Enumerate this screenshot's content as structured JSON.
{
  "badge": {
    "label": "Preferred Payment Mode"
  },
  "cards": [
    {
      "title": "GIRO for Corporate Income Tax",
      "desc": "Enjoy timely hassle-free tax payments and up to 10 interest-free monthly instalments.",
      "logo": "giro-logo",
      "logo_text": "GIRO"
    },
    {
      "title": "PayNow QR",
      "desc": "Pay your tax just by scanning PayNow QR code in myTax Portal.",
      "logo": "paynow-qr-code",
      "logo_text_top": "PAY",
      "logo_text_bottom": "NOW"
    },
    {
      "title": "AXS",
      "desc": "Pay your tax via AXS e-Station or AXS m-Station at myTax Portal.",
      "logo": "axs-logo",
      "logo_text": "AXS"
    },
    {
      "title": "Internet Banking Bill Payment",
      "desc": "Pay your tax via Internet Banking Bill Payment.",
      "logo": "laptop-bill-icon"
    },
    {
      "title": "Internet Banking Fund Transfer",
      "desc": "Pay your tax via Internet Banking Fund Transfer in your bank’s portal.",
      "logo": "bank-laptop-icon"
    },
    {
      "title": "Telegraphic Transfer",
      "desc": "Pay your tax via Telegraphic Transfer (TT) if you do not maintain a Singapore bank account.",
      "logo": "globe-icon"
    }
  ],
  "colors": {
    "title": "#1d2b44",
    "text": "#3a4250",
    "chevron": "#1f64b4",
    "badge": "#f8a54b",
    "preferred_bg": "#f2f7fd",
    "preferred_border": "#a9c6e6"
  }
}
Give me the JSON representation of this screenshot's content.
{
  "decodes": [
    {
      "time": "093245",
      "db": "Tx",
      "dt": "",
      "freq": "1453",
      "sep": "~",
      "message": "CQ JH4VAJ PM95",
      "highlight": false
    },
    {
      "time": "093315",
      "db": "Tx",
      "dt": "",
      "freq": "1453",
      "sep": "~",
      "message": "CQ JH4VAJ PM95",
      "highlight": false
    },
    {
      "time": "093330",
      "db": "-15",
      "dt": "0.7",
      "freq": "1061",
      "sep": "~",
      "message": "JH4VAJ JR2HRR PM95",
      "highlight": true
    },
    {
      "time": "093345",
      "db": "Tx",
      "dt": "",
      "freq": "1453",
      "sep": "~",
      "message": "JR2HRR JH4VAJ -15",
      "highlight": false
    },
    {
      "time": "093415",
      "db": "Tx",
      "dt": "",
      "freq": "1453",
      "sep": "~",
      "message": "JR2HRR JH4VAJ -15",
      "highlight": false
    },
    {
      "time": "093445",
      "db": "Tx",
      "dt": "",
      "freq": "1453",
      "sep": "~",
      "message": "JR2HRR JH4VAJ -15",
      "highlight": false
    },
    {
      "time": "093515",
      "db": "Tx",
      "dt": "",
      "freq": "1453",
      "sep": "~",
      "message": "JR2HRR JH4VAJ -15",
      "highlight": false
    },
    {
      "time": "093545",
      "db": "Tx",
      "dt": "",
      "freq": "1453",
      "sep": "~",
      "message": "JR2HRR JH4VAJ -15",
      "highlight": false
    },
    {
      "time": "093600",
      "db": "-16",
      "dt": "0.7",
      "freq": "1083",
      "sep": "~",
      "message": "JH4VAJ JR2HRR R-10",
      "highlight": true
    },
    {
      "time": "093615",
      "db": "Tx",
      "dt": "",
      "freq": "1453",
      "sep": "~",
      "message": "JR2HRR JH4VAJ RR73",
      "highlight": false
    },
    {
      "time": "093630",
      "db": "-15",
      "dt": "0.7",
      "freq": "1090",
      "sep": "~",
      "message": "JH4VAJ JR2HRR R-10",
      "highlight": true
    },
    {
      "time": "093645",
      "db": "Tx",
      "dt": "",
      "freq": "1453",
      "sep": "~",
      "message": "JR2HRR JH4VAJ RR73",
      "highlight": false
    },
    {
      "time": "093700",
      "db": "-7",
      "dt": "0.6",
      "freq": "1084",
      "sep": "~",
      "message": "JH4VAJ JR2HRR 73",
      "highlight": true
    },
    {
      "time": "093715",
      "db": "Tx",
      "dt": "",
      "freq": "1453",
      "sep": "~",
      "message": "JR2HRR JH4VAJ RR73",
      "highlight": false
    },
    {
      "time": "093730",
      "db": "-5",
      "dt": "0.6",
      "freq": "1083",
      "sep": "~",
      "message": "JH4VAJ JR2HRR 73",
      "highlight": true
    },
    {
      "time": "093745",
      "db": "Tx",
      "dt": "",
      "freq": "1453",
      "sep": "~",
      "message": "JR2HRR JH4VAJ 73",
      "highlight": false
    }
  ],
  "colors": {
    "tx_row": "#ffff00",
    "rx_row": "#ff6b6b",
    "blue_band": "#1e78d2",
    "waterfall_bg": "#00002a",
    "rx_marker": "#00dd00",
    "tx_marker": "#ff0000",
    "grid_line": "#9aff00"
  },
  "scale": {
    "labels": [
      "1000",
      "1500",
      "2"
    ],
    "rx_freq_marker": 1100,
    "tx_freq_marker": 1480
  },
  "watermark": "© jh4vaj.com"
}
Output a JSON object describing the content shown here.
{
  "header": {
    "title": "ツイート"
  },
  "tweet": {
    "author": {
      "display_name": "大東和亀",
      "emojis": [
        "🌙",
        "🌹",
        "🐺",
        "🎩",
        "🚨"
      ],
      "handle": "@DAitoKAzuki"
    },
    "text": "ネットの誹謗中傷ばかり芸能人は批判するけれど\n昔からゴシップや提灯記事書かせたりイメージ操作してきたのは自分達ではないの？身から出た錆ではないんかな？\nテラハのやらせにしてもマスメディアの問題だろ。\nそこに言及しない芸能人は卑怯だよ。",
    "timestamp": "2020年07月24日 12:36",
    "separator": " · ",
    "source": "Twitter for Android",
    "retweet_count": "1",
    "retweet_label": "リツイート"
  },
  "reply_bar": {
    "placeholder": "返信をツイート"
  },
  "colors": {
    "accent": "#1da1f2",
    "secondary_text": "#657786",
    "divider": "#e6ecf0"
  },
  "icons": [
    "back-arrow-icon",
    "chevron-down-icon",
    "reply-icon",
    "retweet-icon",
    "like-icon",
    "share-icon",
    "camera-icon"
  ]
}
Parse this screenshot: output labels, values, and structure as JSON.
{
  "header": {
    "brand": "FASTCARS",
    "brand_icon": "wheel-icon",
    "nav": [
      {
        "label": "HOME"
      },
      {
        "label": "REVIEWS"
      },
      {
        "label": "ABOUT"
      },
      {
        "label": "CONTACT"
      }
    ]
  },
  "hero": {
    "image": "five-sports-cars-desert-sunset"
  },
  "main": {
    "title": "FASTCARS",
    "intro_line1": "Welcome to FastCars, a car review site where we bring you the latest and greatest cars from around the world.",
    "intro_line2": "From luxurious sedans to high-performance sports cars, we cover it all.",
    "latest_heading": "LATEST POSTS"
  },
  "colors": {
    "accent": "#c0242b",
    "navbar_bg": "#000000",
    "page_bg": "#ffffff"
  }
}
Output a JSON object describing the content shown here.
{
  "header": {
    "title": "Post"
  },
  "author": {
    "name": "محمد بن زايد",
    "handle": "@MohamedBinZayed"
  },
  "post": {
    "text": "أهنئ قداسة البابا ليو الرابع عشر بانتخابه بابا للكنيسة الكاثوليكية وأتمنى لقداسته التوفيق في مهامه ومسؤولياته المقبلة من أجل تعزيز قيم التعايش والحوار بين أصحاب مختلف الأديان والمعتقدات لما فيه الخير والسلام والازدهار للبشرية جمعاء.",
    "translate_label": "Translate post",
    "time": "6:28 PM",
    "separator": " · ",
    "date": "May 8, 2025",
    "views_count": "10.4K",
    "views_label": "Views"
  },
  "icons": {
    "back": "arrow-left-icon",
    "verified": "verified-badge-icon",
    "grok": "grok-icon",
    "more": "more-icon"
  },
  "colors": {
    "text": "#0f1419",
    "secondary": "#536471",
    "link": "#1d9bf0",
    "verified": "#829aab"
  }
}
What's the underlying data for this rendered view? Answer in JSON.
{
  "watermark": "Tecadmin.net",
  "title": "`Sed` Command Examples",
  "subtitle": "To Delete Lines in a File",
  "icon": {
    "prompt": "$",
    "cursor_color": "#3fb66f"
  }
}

__________

DIRECTIONS - List each line of the records that holds the string "Fund".

ANSWER TO THIS PROBLEM -
      "title": "Internet Banking Fund Transfer",
      "desc": "Pay your tax via Internet Banking Fund Transfer in your bank’s portal.",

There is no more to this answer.